Source passage below:

Magnetic order-disorder transitions on a one-third-depleted square lattice

Quantum Monte Carlo simulations are used to study the magnetic and transport properties of the Hubbard model, and its strong coupling Heisenberg limit, on a one-third-depleted square lattice. This is the geometry occupied, after charge ordering, by the spin-$\frac{1}{2}{\mathrm{Ni}}^{1+}$ atoms in a single layer of the nickelate materials ${\mathrm{La}}_4{\mathrm{Ni}}_3{\mathrm{O}}_8$ and (predicted) ${\mathrm{La}}_3{\mathrm{Ni}}_2{\mathrm{O}}_6$. Our model is also a description of strained graphene, where a honeycomb lattice has bond strengths which are inequivalent. For the Heisenberg case, we determine the location of the quantum critical point (QCP) where there is an onset of long range antiferromagnetic order (LRAFO), and the magnitude of the order parameter, and then compare with results of spin wave theory. An ordered phase also exists when electrons are itinerant. In this case, the growth in the antiferromagnetic structure factor coincides with the transition from band insulator to metal in the absence of interactions.

Figure 1

The one-third-depleted square lattice. A regular diagonal stripe array of black crosses is removed, leaving the red site structure. We will assume two types of bonds exist corresponding to connections between NN (black) and NNN (green) sites of the original square geometry. (See text.)

Figure 2

Finite size scaling of the square of the AF order parameter $m^2$ for the spin-1/2 Heisenberg model. For a ratio $g>1.75=g_c$ of exchange couplings, a transition to a disordered spin liquid state occurs. LRAFO persists to small values of the interchain exchange. Data were obtained with the SSE algorithm.

End of Source passage.
Information below:

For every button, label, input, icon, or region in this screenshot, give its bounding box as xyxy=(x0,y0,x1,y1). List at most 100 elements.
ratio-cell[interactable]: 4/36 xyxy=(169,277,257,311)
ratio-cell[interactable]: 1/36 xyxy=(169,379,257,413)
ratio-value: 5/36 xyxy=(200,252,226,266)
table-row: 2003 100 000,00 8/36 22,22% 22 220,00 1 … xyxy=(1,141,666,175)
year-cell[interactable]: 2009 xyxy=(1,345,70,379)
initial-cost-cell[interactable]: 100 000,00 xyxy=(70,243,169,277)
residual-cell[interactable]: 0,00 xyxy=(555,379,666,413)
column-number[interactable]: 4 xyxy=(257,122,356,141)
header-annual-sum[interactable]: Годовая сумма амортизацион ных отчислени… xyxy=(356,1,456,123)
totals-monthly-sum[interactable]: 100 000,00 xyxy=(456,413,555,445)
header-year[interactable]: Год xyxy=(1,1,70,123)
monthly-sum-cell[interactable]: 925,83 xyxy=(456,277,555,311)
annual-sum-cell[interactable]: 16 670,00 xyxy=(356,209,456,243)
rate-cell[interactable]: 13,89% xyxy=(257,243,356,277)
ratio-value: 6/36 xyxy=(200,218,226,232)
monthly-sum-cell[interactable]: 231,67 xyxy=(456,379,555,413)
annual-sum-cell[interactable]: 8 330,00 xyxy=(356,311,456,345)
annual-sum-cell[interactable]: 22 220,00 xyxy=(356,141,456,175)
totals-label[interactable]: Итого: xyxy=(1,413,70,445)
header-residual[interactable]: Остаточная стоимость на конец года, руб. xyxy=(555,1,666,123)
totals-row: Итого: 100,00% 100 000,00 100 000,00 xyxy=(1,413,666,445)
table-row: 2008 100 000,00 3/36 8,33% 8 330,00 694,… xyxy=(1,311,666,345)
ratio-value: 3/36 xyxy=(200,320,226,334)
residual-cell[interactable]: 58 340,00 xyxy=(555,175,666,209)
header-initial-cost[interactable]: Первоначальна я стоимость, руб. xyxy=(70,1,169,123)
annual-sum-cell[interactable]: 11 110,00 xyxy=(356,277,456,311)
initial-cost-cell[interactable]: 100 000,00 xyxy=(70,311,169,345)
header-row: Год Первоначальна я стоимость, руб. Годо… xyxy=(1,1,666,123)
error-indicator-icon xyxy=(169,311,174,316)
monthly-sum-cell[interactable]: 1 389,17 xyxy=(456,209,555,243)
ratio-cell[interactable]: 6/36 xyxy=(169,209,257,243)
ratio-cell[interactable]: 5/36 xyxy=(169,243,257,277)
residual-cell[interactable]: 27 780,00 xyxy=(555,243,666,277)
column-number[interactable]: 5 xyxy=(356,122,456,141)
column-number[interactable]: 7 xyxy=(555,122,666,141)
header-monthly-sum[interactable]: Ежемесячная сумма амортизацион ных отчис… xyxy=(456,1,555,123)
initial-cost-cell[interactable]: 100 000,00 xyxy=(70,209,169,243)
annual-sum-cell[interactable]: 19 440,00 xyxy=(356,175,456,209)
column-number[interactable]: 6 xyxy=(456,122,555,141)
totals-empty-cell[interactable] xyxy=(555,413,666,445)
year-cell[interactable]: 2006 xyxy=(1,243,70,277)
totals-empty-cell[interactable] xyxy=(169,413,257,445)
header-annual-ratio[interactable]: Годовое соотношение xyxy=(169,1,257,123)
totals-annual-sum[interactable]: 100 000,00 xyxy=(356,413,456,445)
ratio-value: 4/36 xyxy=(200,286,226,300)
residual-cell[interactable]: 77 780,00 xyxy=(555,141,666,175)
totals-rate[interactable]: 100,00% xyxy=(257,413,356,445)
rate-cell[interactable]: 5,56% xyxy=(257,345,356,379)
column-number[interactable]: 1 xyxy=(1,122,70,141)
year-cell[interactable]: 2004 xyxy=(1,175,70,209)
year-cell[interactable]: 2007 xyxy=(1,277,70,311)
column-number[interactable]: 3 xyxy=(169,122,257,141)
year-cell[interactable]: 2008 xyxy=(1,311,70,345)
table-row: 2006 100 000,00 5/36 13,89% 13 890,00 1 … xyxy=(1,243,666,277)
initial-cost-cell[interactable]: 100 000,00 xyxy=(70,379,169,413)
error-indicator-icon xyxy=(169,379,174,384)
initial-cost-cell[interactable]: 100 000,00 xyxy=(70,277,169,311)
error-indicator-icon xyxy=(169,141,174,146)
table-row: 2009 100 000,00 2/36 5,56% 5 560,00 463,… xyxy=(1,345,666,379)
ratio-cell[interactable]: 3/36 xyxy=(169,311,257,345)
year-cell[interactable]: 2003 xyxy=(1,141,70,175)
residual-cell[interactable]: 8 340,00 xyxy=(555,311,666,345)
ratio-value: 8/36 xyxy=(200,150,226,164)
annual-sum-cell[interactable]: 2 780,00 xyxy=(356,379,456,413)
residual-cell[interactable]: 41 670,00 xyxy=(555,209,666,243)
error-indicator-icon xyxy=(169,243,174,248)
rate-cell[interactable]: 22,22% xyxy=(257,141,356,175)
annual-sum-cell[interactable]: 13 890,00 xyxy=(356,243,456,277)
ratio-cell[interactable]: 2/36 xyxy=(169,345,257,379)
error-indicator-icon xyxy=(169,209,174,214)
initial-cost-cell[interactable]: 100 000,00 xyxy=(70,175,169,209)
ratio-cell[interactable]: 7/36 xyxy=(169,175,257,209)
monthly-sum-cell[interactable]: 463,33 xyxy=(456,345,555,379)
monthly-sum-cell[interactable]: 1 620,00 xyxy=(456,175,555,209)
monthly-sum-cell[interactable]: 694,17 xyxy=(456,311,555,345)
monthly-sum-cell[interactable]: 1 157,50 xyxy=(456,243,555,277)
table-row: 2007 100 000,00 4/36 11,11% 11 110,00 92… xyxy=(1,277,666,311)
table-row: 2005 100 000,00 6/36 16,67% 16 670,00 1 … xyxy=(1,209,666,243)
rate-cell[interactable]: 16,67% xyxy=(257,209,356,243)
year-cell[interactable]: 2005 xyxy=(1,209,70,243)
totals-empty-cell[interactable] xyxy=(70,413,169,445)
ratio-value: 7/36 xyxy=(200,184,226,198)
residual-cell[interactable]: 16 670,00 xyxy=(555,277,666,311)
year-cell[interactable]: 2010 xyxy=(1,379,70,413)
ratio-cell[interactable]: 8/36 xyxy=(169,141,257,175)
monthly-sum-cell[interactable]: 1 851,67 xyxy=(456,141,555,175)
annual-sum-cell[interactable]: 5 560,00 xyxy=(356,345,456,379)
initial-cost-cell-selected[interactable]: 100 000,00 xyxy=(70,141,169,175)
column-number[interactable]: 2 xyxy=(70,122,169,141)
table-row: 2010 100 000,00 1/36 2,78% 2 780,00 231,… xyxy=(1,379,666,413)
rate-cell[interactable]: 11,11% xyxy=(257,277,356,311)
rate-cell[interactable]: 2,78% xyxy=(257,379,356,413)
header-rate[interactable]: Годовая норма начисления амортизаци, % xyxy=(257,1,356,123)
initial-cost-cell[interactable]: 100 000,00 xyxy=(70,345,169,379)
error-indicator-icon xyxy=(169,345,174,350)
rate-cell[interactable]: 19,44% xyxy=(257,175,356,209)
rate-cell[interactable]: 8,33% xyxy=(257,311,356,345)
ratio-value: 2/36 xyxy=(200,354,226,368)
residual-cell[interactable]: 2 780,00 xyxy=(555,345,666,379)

End of Information.

• **Problems and tasks**
1. Do these statements agree with the depleted-lattice passage? Answer yes or no for each, quoting the deciding words exactly. (a) The model is also said to describe strained graphene. (b) An ordered phase is found only in the Heisenberg case, not when electrons are itinerant. (c) A transition to a disordered spin liquid state occurs when the ratio of exchange couplings falls below 1.75.
2. How would you sum up the depleted-lattice passage in two sentences?
3. Can you duplicate the part of the depleted-lattice passage starting at "The one-third-depleted square" and ending at "the SSE algorithm."?
The entries stand apart from the depleted-lattice passage as separate material.

• **Solved problems**
1.
(a) Yes: "Our model is also a description of strained graphene, where a honeycomb lattice has bond strengths which are inequivalent."
(b) No: "An ordered phase also exists when electrons are itinerant."
(c) No: "For a ratio $g>1.75=g_c$ of exchange couplings, a transition to a disordered spin liquid state occurs."

2. Quantum Monte Carlo simulations are used to study the magnetic and transport properties of the Hubbard model and its strong coupling Heisenberg limit on a one-third-depleted square lattice, the geometry occupied after charge ordering by the spin-1/2 Ni1+ atoms in a single layer of certain nickelate materials. For the Heisenberg case, the study locates the quantum critical point where long range antiferromagnetic order begins and compares the results with spin wave theory, and an ordered phase also exists when electrons are itinerant.

3.
The one-third-depleted square lattice. A regular diagonal stripe array of black crosses is removed, leaving the red site structure. We will assume two types of bonds exist corresponding to connections between NN (black) and NNN (green) sites of the original square geometry. (See text.)

Figure 2

Finite size scaling of the square of the AF order parameter $m^2$ for the spin-1/2 Heisenberg model. For a ratio $g>1.75=g_c$ of exchange couplings, a transition to a disordered spin liquid state occurs. LRAFO persists to small values of the interchain exchange. Data were obtained with the SSE algorithm.